Write down every entry below once more, exactly.

═══ Recorded data

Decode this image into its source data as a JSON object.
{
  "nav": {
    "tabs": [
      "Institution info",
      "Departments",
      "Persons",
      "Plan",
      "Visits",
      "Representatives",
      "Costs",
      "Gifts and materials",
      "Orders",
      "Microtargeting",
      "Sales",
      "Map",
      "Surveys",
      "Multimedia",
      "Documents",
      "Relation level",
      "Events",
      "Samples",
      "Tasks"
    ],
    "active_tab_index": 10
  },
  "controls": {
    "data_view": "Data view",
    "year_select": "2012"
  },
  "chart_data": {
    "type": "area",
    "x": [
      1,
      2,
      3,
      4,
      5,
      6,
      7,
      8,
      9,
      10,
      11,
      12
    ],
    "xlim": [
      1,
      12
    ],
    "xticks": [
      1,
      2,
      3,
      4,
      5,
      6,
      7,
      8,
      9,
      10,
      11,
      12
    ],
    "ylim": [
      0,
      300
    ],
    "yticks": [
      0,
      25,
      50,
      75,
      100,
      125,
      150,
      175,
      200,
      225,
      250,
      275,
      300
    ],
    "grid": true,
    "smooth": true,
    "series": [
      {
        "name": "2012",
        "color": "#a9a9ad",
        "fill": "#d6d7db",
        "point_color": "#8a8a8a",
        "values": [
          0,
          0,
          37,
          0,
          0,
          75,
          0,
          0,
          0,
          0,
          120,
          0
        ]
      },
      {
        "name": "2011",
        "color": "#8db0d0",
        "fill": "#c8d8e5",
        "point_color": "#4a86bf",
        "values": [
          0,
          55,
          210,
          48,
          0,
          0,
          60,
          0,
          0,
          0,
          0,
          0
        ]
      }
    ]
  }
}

══════

[Written response]
Decode this image into its source data as a JSON object.
{
  "nav": {
    "tabs": [
      "Institution info",
      "Departments",
      "Persons",
      "Plan",
      "Visits",
      "Representatives",
      "Costs",
      "Gifts and materials",
      "Orders",
      "Microtargeting",
      "Sales",
      "Map",
      "Surveys",
      "Multimedia",
      "Documents",
      "Relation level",
      "Events",
      "Samples",
      "Tasks"
    ],
    "active_tab_index": 10
  },
  "controls": {
    "data_view": "Data view",
    "year_select": "2012"
  },
  "chart_data": {
    "type": "area",
    "x": [
      1,
      2,
      3,
      4,
      5,
      6,
      7,
      8,
      9,
      10,
      11,
      12
    ],
    "xlim": [
      1,
      12
    ],
    "xticks": [
      1,
      2,
      3,
      4,
      5,
      6,
      7,
      8,
      9,
      10,
      11,
      12
    ],
    "ylim": [
      0,
      300
    ],
    "yticks": [
      0,
      25,
      50,
      75,
      100,
      125,
      150,
      175,
      200,
      225,
      250,
      275,
      300
    ],
    "grid": true,
    "smooth": true,
    "series": [
      {
        "name": "2012",
        "color": "#a9a9ad",
        "fill": "#d6d7db",
        "point_color": "#8a8a8a",
        "values": [
          0,
          0,
          37,
          0,
          0,
          75,
          0,
          0,
          0,
          0,
          120,
          0
        ]
      },
      {
        "name": "2011",
        "color": "#8db0d0",
        "fill": "#c8d8e5",
        "point_color": "#4a86bf",
        "values": [
          0,
          55,
          210,
          48,
          0,
          0,
          60,
          0,
          0,
          0,
          0,
          0
        ]
      }
    ]
  }
}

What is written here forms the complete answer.